Given request - Reproduce the lines below from the one that contains "Extract all readable text from this page." through the end, inclusive, and add nothing.

Data in this exercise -
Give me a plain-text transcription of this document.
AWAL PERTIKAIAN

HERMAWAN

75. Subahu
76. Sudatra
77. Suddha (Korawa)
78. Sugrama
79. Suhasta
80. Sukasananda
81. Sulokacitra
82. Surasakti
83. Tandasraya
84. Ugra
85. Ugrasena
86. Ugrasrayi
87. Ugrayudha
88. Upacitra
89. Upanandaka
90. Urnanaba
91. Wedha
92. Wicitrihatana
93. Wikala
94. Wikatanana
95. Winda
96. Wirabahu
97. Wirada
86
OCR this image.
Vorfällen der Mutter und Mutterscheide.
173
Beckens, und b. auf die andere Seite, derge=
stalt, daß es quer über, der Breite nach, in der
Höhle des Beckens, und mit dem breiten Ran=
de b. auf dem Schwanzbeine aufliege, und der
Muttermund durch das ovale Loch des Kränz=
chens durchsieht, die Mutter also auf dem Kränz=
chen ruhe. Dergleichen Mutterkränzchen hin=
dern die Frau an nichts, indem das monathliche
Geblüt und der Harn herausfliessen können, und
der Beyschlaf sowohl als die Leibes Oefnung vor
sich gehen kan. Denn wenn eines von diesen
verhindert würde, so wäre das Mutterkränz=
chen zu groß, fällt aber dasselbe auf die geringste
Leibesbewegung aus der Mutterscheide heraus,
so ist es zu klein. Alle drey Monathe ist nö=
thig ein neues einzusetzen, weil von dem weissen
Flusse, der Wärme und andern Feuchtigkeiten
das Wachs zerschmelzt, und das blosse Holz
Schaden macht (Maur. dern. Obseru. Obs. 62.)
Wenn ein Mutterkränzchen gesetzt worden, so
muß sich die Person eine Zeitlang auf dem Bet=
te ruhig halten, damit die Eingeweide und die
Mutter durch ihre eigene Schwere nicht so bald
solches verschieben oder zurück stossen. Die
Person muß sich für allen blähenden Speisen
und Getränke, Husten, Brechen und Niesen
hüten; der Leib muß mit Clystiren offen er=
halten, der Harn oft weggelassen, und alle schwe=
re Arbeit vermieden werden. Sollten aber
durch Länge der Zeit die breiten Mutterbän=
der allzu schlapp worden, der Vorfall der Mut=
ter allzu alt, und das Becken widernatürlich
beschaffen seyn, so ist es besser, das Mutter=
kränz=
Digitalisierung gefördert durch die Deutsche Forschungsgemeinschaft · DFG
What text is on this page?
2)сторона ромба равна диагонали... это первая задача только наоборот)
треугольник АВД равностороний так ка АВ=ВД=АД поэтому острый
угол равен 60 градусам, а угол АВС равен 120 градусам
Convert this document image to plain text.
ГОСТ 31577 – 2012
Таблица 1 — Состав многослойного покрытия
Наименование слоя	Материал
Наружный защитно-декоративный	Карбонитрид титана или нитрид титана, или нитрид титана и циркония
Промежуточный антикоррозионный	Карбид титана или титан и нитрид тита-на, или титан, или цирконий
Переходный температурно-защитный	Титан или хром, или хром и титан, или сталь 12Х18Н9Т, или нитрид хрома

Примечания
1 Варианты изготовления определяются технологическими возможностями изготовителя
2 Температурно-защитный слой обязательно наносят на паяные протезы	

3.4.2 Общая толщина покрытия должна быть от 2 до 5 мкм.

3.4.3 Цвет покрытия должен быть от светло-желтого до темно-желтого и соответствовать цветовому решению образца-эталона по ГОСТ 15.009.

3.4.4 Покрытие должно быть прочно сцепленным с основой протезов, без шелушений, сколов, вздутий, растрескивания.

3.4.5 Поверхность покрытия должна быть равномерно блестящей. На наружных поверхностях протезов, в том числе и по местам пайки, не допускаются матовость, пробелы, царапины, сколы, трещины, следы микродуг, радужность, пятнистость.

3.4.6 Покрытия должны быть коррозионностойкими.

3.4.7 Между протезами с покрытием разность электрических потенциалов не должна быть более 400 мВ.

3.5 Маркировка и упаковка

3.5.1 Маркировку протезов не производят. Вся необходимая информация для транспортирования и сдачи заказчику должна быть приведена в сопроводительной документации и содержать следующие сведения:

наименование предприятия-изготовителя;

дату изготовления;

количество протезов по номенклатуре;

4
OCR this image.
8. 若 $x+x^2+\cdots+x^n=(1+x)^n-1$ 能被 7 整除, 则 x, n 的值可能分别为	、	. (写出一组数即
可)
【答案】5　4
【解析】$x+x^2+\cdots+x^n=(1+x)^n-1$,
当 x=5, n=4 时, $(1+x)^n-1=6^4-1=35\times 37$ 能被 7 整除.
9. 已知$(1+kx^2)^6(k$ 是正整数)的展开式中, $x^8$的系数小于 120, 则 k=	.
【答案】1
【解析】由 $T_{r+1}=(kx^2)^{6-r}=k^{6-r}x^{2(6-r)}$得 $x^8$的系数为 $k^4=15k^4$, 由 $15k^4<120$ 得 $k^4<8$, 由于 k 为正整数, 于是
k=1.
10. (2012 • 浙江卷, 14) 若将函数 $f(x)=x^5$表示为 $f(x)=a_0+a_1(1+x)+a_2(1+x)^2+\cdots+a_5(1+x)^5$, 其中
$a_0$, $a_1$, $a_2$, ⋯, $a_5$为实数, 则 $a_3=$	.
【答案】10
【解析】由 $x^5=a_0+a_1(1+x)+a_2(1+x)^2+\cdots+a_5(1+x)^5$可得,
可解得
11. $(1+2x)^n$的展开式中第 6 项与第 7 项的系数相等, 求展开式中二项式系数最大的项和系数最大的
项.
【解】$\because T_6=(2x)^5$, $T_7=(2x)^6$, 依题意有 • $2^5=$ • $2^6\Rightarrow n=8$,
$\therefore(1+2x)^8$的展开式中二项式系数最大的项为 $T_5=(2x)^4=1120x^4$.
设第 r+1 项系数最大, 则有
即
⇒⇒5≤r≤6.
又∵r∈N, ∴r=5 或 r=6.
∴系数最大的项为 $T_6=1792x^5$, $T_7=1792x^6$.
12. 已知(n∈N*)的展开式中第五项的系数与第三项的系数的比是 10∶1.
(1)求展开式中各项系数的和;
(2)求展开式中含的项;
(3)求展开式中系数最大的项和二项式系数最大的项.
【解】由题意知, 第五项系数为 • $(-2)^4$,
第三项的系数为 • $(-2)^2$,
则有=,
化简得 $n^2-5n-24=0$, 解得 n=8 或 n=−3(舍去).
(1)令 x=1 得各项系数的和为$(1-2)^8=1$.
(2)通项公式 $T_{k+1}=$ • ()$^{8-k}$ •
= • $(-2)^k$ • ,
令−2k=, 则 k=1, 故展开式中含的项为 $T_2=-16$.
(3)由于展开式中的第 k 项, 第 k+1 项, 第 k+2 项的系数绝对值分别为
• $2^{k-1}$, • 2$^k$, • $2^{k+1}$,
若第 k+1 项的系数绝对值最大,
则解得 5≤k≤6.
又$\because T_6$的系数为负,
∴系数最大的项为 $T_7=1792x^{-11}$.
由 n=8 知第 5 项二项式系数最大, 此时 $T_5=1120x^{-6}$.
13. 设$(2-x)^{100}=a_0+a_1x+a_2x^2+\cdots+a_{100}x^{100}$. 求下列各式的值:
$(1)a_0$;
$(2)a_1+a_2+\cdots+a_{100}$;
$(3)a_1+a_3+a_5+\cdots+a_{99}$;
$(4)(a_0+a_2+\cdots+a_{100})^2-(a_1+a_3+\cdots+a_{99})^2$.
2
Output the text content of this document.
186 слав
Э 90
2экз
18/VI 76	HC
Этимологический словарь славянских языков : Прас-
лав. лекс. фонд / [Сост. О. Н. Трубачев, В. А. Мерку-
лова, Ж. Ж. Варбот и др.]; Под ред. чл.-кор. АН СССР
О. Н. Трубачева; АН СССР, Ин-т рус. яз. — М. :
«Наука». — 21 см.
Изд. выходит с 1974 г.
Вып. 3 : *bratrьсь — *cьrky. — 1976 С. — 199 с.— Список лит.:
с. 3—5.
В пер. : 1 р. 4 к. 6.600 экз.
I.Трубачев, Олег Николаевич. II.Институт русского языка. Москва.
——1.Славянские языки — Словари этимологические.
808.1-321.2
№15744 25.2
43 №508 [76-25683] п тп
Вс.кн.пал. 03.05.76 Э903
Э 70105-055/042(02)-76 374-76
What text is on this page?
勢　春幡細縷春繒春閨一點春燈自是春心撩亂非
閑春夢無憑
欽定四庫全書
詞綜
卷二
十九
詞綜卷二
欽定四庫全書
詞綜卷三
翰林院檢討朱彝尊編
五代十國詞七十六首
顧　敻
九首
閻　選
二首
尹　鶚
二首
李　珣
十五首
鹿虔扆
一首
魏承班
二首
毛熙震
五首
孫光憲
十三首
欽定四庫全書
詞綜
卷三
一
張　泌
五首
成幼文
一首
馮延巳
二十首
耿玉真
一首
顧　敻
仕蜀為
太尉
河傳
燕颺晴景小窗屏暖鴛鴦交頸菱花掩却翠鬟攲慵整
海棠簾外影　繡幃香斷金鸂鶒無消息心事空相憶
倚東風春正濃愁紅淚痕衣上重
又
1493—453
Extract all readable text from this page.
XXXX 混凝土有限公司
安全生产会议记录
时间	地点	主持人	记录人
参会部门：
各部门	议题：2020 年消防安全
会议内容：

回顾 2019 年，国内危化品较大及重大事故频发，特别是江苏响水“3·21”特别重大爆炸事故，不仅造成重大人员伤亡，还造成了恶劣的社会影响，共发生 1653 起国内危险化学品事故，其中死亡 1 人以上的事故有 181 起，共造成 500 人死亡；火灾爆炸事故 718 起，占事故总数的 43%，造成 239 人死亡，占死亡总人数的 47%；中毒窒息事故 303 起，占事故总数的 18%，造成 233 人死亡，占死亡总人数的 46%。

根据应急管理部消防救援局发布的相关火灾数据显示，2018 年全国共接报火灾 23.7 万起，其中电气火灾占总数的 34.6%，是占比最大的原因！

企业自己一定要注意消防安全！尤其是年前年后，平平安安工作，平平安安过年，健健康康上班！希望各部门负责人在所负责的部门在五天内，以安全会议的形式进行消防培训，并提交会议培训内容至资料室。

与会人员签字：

Task answer -
Extract all readable text from this page.
XXXX 混凝土有限公司
安全生产会议记录
时间	地点	主持人	记录人
参会部门：
各部门	议题：2020 年消防安全
会议内容：

回顾 2019 年，国内危化品较大及重大事故频发，特别是江苏响水“3·21”特别重大爆炸事故，不仅造成重大人员伤亡，还造成了恶劣的社会影响，共发生 1653 起国内危险化学品事故，其中死亡 1 人以上的事故有 181 起，共造成 500 人死亡；火灾爆炸事故 718 起，占事故总数的 43%，造成 239 人死亡，占死亡总人数的 47%；中毒窒息事故 303 起，占事故总数的 18%，造成 233 人死亡，占死亡总人数的 46%。

根据应急管理部消防救援局发布的相关火灾数据显示，2018 年全国共接报火灾 23.7 万起，其中电气火灾占总数的 34.6%，是占比最大的原因！

企业自己一定要注意消防安全！尤其是年前年后，平平安安工作，平平安安过年，健健康康上班！希望各部门负责人在所负责的部门在五天内，以安全会议的形式进行消防培训，并提交会议培训内容至资料室。

与会人员签字：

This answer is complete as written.